» **TASK REQUIREMENTS**: Extract every entry word for word. Skip the pictures.

» **RECORDS FOR PROCESSING**:
** START **
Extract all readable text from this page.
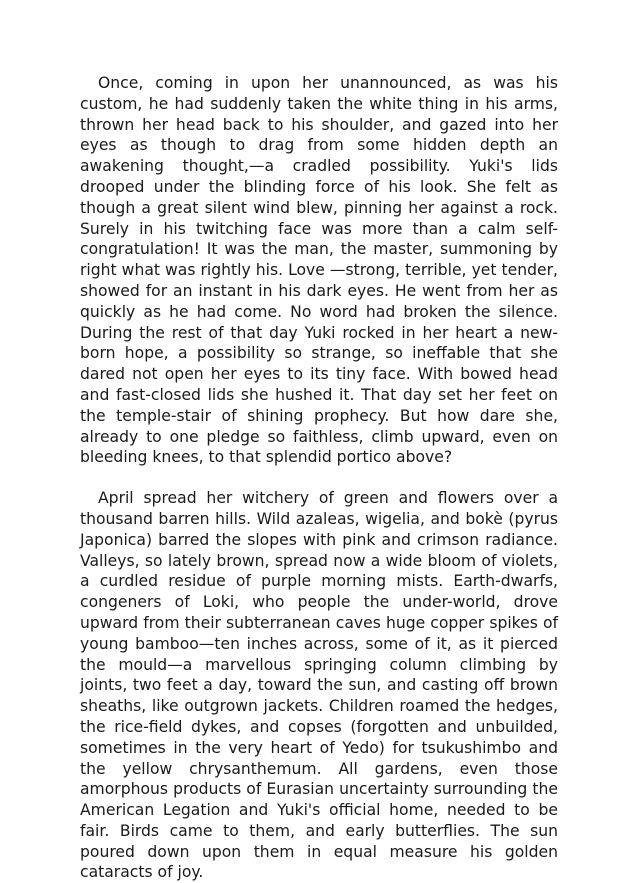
Once, coming in upon her unannounced, as was his custom, he had suddenly taken the white thing in his arms, thrown her head back to his shoulder, and gazed into her eyes as though to drag from some hidden depth an awakening thought,—a cradled possibility. Yuki's lids drooped under the blinding force of his look. She felt as though a great silent wind blew, pinning her against a rock. Surely in his twitching face was more than a calm self-congratulation! It was the man, the master, summoning by right what was rightly his. Love —strong, terrible, yet tender, showed for an instant in his dark eyes. He went from her as quickly as he had come. No word had broken the silence. During the rest of that day Yuki rocked in her heart a new-born hope, a possibility so strange, so ineffable that she dared not open her eyes to its tiny face. With bowed head and fast-closed lids she hushed it. That day set her feet on the temple-stair of shining prophecy. But how dare she, already to one pledge so faithless, climb upward, even on bleeding knees, to that splendid portico above?

April spread her witchery of green and flowers over a thousand barren hills. Wild azaleas, wigelia, and bokè (pyrus Japonica) barred the slopes with pink and crimson radiance. Valleys, so lately brown, spread now a wide bloom of violets, a curdled residue of purple morning mists. Earth-dwarfs, congeners of Loki, who people the under-world, drove upward from their subterranean caves huge copper spikes of young bamboo—ten inches across, some of it, as it pierced the mould—a marvellous springing column climbing by joints, two feet a day, toward the sun, and casting off brown sheaths, like outgrown jackets. Children roamed the hedges, the rice-field dykes, and copses (forgotten and unbuilded, sometimes in the very heart of Yedo) for tsukushimbo and the yellow chrysanthemum. All gardens, even those amorphous products of Eurasian uncertainty surrounding the American Legation and Yuki's official home, needed to be fair. Birds came to them, and early butterflies. The sun poured down upon them in equal measure his golden cataracts of joy.
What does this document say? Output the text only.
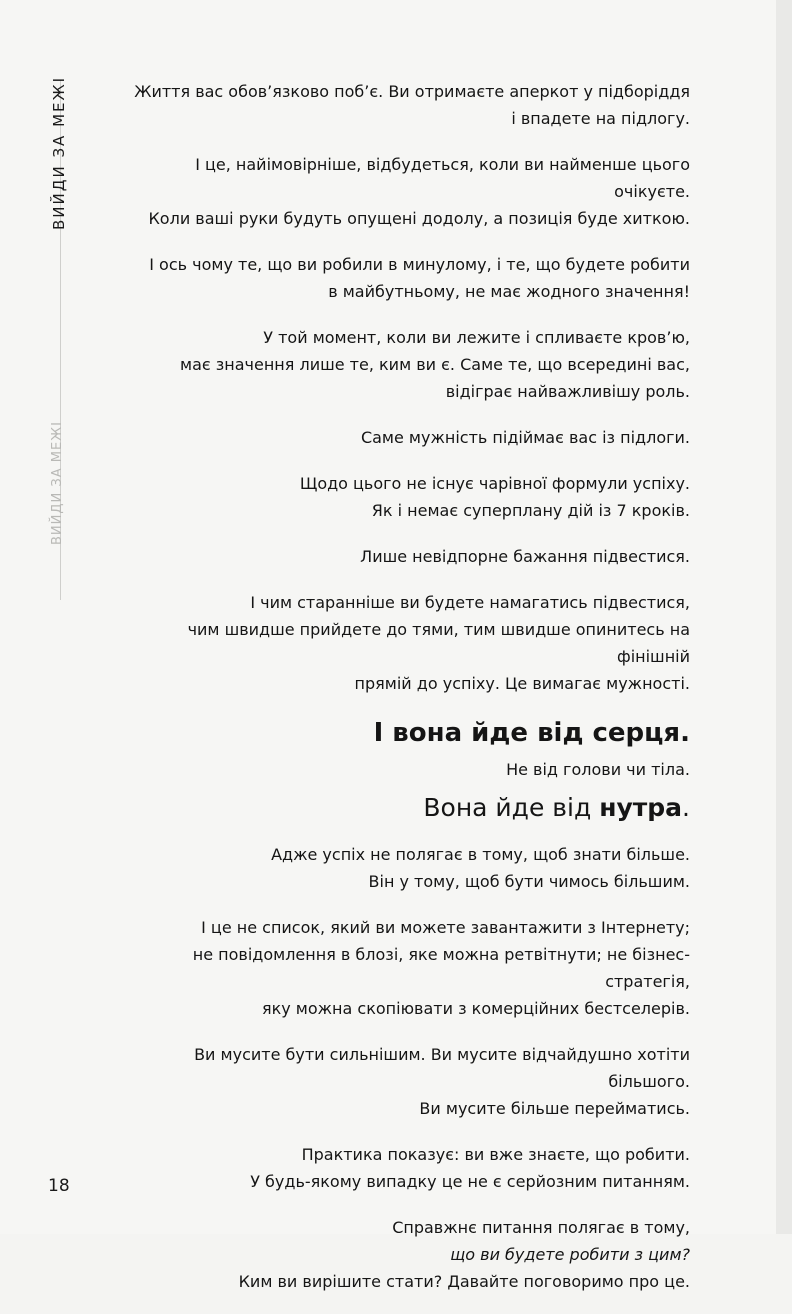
ВИЙДИ ЗА МЕЖІ
ВИЙДИ ЗА МЕЖІ
Життя вас обов’язково поб’є. Ви отримаєте аперкот у підборіддя
і впадете на підлогу.
І це, найімовірніше, відбудеться, коли ви найменше цього очікуєте.
Коли ваші руки будуть опущені додолу, а позиція буде хиткою.
І ось чому те, що ви робили в минулому, і те, що будете робити
в майбутньому, не має жодного значення!
У той момент, коли ви лежите і спливаєте кров’ю,
має значення лише те, ким ви є. Саме те, що всередині вас,
відіграє найважливішу роль.
Саме мужність підіймає вас із підлоги.
Щодо цього не існує чарівної формули успіху.
Як і немає суперплану дій із 7 кроків.
Лише невідпорне бажання підвестися.
І чим старанніше ви будете намагатись підвестися,
чим швидше прийдете до тями, тим швидше опинитесь на фінішній
прямій до успіху. Це вимагає мужності.
І вона йде від серця.
Не від голови чи тіла.
Вона йде від нутра.
Адже успіх не полягає в тому, щоб знати більше.
Він у тому, щоб бути чимось більшим.
І це не список, який ви можете завантажити з Інтернету;
не повідомлення в блозі, яке можна ретвітнути; не бізнес-стратегія,
яку можна скопіювати з комерційних бестселерів.
Ви мусите бути сильнішим. Ви мусите відчайдушно хотіти більшого.
Ви мусите більше перейматись.
Практика показує: ви вже знаєте, що робити.
У будь-якому випадку це не є серйозним питанням.
Справжнє питання полягає в тому,
що ви будете робити з цим?
Ким ви вирішите стати? Давайте поговоримо про це.
18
** END **
» **EXPECTED ANSWER**:
Extract all readable text from this page.
Once, coming in upon her unannounced, as was his custom, he had suddenly taken the white thing in his arms, thrown her head back to his shoulder, and gazed into her eyes as though to drag from some hidden depth an awakening thought,—a cradled possibility. Yuki's lids drooped under the blinding force of his look. She felt as though a great silent wind blew, pinning her against a rock. Surely in his twitching face was more than a calm self-congratulation! It was the man, the master, summoning by right what was rightly his. Love —strong, terrible, yet tender, showed for an instant in his dark eyes. He went from her as quickly as he had come. No word had broken the silence. During the rest of that day Yuki rocked in her heart a new-born hope, a possibility so strange, so ineffable that she dared not open her eyes to its tiny face. With bowed head and fast-closed lids she hushed it. That day set her feet on the temple-stair of shining prophecy. But how dare she, already to one pledge so faithless, climb upward, even on bleeding knees, to that splendid portico above?

April spread her witchery of green and flowers over a thousand barren hills. Wild azaleas, wigelia, and bokè (pyrus Japonica) barred the slopes with pink and crimson radiance. Valleys, so lately brown, spread now a wide bloom of violets, a curdled residue of purple morning mists. Earth-dwarfs, congeners of Loki, who people the under-world, drove upward from their subterranean caves huge copper spikes of young bamboo—ten inches across, some of it, as it pierced the mould—a marvellous springing column climbing by joints, two feet a day, toward the sun, and casting off brown sheaths, like outgrown jackets. Children roamed the hedges, the rice-field dykes, and copses (forgotten and unbuilded, sometimes in the very heart of Yedo) for tsukushimbo and the yellow chrysanthemum. All gardens, even those amorphous products of Eurasian uncertainty surrounding the American Legation and Yuki's official home, needed to be fair. Birds came to them, and early butterflies. The sun poured down upon them in equal measure his golden cataracts of joy.
What does this document say? Output the text only.
ВИЙДИ ЗА МЕЖІ
ВИЙДИ ЗА МЕЖІ
Життя вас обов’язково поб’є. Ви отримаєте аперкот у підборіддя
і впадете на підлогу.
І це, найімовірніше, відбудеться, коли ви найменше цього очікуєте.
Коли ваші руки будуть опущені додолу, а позиція буде хиткою.
І ось чому те, що ви робили в минулому, і те, що будете робити
в майбутньому, не має жодного значення!
У той момент, коли ви лежите і спливаєте кров’ю,
має значення лише те, ким ви є. Саме те, що всередині вас,
відіграє найважливішу роль.
Саме мужність підіймає вас із підлоги.
Щодо цього не існує чарівної формули успіху.
Як і немає суперплану дій із 7 кроків.
Лише невідпорне бажання підвестися.
І чим старанніше ви будете намагатись підвестися,
чим швидше прийдете до тями, тим швидше опинитесь на фінішній
прямій до успіху. Це вимагає мужності.
І вона йде від серця.
Не від голови чи тіла.
Вона йде від нутра.
Адже успіх не полягає в тому, щоб знати більше.
Він у тому, щоб бути чимось більшим.
І це не список, який ви можете завантажити з Інтернету;
не повідомлення в блозі, яке можна ретвітнути; не бізнес-стратегія,
яку можна скопіювати з комерційних бестселерів.
Ви мусите бути сильнішим. Ви мусите відчайдушно хотіти більшого.
Ви мусите більше перейматись.
Практика показує: ви вже знаєте, що робити.
У будь-якому випадку це не є серйозним питанням.
Справжнє питання полягає в тому,
що ви будете робити з цим?
Ким ви вирішите стати? Давайте поговоримо про це.
18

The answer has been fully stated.